═══ Supplied material ═══

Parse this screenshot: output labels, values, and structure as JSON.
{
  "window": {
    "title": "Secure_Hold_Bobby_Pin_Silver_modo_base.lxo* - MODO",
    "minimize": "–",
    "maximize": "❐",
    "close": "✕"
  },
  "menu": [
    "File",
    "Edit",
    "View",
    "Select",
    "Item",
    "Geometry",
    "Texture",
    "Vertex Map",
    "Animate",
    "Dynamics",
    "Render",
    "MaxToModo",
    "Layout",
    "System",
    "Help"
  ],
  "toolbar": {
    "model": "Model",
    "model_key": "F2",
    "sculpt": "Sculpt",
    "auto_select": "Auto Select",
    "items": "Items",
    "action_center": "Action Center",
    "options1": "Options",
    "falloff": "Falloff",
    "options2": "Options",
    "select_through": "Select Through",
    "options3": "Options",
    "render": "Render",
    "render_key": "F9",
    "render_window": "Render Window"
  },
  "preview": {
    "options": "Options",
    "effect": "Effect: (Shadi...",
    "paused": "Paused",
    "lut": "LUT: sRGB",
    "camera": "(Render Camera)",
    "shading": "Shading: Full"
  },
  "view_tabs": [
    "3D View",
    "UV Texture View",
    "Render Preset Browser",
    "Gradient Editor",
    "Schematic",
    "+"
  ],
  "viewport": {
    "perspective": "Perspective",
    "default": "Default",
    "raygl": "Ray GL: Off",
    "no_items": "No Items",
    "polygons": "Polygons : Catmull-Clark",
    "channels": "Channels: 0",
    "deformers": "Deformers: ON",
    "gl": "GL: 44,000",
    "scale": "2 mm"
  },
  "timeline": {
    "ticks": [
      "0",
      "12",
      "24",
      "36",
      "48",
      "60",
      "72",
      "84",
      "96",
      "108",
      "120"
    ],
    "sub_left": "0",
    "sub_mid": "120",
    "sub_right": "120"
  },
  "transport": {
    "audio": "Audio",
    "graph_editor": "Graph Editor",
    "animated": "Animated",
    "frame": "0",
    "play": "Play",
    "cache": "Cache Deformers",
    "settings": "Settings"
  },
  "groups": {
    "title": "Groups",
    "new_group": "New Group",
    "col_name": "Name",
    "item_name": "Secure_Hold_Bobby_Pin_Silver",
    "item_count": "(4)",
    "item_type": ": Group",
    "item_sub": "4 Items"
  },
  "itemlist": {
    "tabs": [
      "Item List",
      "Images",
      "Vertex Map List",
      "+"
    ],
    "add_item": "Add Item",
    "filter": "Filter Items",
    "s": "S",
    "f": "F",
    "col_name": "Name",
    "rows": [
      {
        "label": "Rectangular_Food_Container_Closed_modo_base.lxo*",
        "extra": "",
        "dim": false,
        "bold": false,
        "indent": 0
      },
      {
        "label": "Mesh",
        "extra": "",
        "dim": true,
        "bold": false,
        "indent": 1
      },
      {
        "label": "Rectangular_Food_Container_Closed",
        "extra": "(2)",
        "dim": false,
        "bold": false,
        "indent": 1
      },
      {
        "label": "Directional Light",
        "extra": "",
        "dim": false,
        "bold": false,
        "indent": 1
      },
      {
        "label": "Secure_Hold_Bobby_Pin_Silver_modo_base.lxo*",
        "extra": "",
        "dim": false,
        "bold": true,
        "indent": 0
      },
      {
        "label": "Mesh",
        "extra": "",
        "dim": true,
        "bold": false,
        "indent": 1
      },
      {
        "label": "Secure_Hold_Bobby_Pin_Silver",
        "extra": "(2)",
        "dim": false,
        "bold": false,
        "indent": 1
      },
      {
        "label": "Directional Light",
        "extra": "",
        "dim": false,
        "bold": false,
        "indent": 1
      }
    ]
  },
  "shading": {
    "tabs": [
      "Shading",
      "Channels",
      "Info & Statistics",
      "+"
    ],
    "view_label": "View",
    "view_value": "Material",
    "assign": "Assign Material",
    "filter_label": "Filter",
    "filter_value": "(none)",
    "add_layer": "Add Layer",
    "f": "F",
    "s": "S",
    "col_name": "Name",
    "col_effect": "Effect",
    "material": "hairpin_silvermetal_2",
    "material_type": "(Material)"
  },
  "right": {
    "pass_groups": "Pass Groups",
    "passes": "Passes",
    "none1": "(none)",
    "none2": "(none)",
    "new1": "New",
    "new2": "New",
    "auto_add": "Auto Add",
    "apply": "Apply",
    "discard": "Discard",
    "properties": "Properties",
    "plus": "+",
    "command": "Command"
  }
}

═══

◆ What the exercise asks ◆
Give back each line above precisely as it stands.

◆ Solution for this exercise ◆
Parse this screenshot: output labels, values, and structure as JSON.
{
  "window": {
    "title": "Secure_Hold_Bobby_Pin_Silver_modo_base.lxo* - MODO",
    "minimize": "–",
    "maximize": "❐",
    "close": "✕"
  },
  "menu": [
    "File",
    "Edit",
    "View",
    "Select",
    "Item",
    "Geometry",
    "Texture",
    "Vertex Map",
    "Animate",
    "Dynamics",
    "Render",
    "MaxToModo",
    "Layout",
    "System",
    "Help"
  ],
  "toolbar": {
    "model": "Model",
    "model_key": "F2",
    "sculpt": "Sculpt",
    "auto_select": "Auto Select",
    "items": "Items",
    "action_center": "Action Center",
    "options1": "Options",
    "falloff": "Falloff",
    "options2": "Options",
    "select_through": "Select Through",
    "options3": "Options",
    "render": "Render",
    "render_key": "F9",
    "render_window": "Render Window"
  },
  "preview": {
    "options": "Options",
    "effect": "Effect: (Shadi...",
    "paused": "Paused",
    "lut": "LUT: sRGB",
    "camera": "(Render Camera)",
    "shading": "Shading: Full"
  },
  "view_tabs": [
    "3D View",
    "UV Texture View",
    "Render Preset Browser",
    "Gradient Editor",
    "Schematic",
    "+"
  ],
  "viewport": {
    "perspective": "Perspective",
    "default": "Default",
    "raygl": "Ray GL: Off",
    "no_items": "No Items",
    "polygons": "Polygons : Catmull-Clark",
    "channels": "Channels: 0",
    "deformers": "Deformers: ON",
    "gl": "GL: 44,000",
    "scale": "2 mm"
  },
  "timeline": {
    "ticks": [
      "0",
      "12",
      "24",
      "36",
      "48",
      "60",
      "72",
      "84",
      "96",
      "108",
      "120"
    ],
    "sub_left": "0",
    "sub_mid": "120",
    "sub_right": "120"
  },
  "transport": {
    "audio": "Audio",
    "graph_editor": "Graph Editor",
    "animated": "Animated",
    "frame": "0",
    "play": "Play",
    "cache": "Cache Deformers",
    "settings": "Settings"
  },
  "groups": {
    "title": "Groups",
    "new_group": "New Group",
    "col_name": "Name",
    "item_name": "Secure_Hold_Bobby_Pin_Silver",
    "item_count": "(4)",
    "item_type": ": Group",
    "item_sub": "4 Items"
  },
  "itemlist": {
    "tabs": [
      "Item List",
      "Images",
      "Vertex Map List",
      "+"
    ],
    "add_item": "Add Item",
    "filter": "Filter Items",
    "s": "S",
    "f": "F",
    "col_name": "Name",
    "rows": [
      {
        "label": "Rectangular_Food_Container_Closed_modo_base.lxo*",
        "extra": "",
        "dim": false,
        "bold": false,
        "indent": 0
      },
      {
        "label": "Mesh",
        "extra": "",
        "dim": true,
        "bold": false,
        "indent": 1
      },
      {
        "label": "Rectangular_Food_Container_Closed",
        "extra": "(2)",
        "dim": false,
        "bold": false,
        "indent": 1
      },
      {
        "label": "Directional Light",
        "extra": "",
        "dim": false,
        "bold": false,
        "indent": 1
      },
      {
        "label": "Secure_Hold_Bobby_Pin_Silver_modo_base.lxo*",
        "extra": "",
        "dim": false,
        "bold": true,
        "indent": 0
      },
      {
        "label": "Mesh",
        "extra": "",
        "dim": true,
        "bold": false,
        "indent": 1
      },
      {
        "label": "Secure_Hold_Bobby_Pin_Silver",
        "extra": "(2)",
        "dim": false,
        "bold": false,
        "indent": 1
      },
      {
        "label": "Directional Light",
        "extra": "",
        "dim": false,
        "bold": false,
        "indent": 1
      }
    ]
  },
  "shading": {
    "tabs": [
      "Shading",
      "Channels",
      "Info & Statistics",
      "+"
    ],
    "view_label": "View",
    "view_value": "Material",
    "assign": "Assign Material",
    "filter_label": "Filter",
    "filter_value": "(none)",
    "add_layer": "Add Layer",
    "f": "F",
    "s": "S",
    "col_name": "Name",
    "col_effect": "Effect",
    "material": "hairpin_silvermetal_2",
    "material_type": "(Material)"
  },
  "right": {
    "pass_groups": "Pass Groups",
    "passes": "Passes",
    "none1": "(none)",
    "none2": "(none)",
    "new1": "New",
    "new2": "New",
    "auto_add": "Auto Add",
    "apply": "Apply",
    "discard": "Discard",
    "properties": "Properties",
    "plus": "+",
    "command": "Command"
  }
}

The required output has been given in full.